═════ Task material ═════

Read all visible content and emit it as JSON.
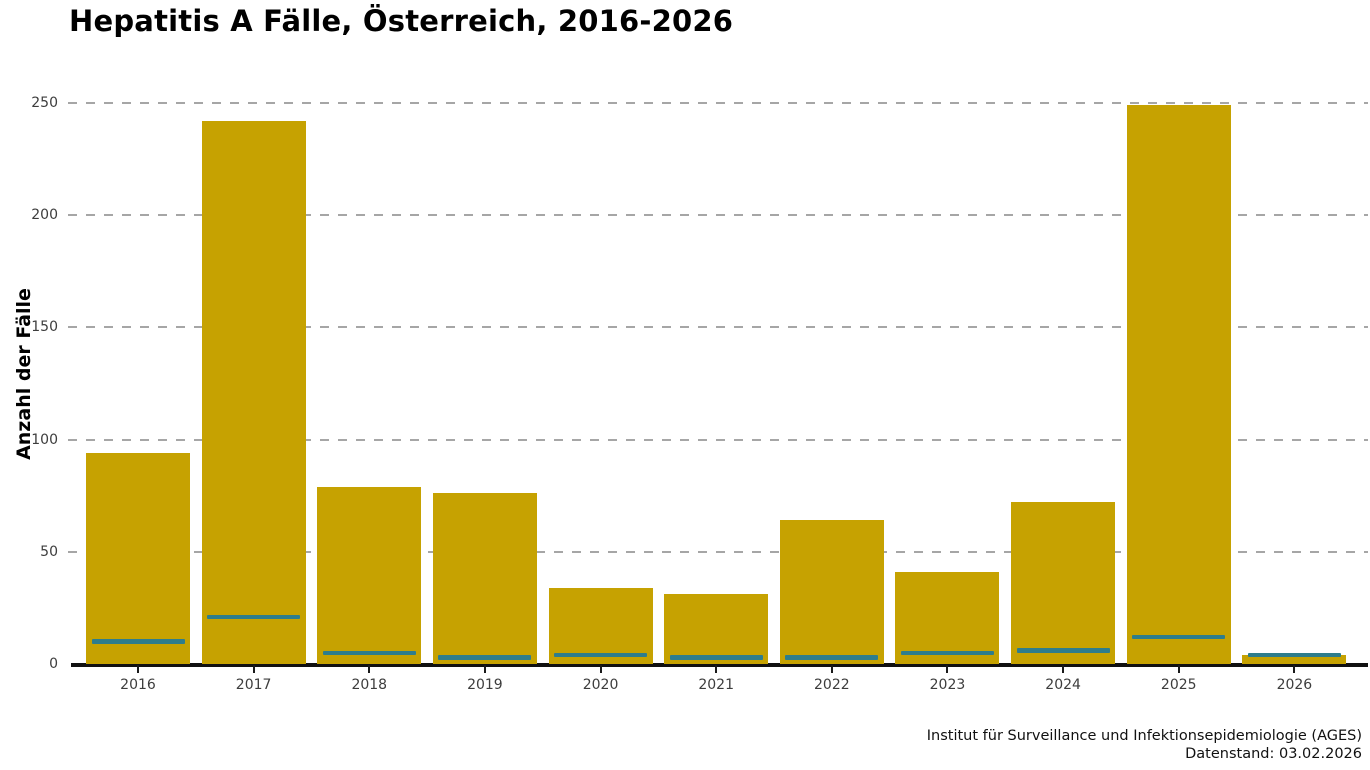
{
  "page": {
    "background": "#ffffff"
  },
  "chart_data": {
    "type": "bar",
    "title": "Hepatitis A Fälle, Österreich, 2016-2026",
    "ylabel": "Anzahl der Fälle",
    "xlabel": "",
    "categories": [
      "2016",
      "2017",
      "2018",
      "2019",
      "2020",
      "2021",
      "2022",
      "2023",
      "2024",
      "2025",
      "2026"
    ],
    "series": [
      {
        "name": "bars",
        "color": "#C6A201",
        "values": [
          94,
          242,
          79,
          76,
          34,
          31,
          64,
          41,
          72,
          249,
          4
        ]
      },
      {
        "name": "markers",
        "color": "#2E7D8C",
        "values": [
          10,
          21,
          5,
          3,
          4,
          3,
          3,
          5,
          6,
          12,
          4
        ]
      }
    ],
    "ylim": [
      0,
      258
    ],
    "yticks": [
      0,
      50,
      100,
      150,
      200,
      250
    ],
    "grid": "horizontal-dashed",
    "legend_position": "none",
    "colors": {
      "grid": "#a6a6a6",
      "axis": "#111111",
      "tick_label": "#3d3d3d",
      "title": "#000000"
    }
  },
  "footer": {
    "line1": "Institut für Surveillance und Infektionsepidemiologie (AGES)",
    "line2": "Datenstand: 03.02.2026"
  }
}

═════

## Stated exercise
Leave out the pictures and copy everything else in the records word for word.

## Exercise result
Read all visible content and emit it as JSON.
{
  "page": {
    "background": "#ffffff"
  },
  "chart_data": {
    "type": "bar",
    "title": "Hepatitis A Fälle, Österreich, 2016-2026",
    "ylabel": "Anzahl der Fälle",
    "xlabel": "",
    "categories": [
      "2016",
      "2017",
      "2018",
      "2019",
      "2020",
      "2021",
      "2022",
      "2023",
      "2024",
      "2025",
      "2026"
    ],
    "series": [
      {
        "name": "bars",
        "color": "#C6A201",
        "values": [
          94,
          242,
          79,
          76,
          34,
          31,
          64,
          41,
          72,
          249,
          4
        ]
      },
      {
        "name": "markers",
        "color": "#2E7D8C",
        "values": [
          10,
          21,
          5,
          3,
          4,
          3,
          3,
          5,
          6,
          12,
          4
        ]
      }
    ],
    "ylim": [
      0,
      258
    ],
    "yticks": [
      0,
      50,
      100,
      150,
      200,
      250
    ],
    "grid": "horizontal-dashed",
    "legend_position": "none",
    "colors": {
      "grid": "#a6a6a6",
      "axis": "#111111",
      "tick_label": "#3d3d3d",
      "title": "#000000"
    }
  },
  "footer": {
    "line1": "Institut für Surveillance und Infektionsepidemiologie (AGES)",
    "line2": "Datenstand: 03.02.2026"
  }
}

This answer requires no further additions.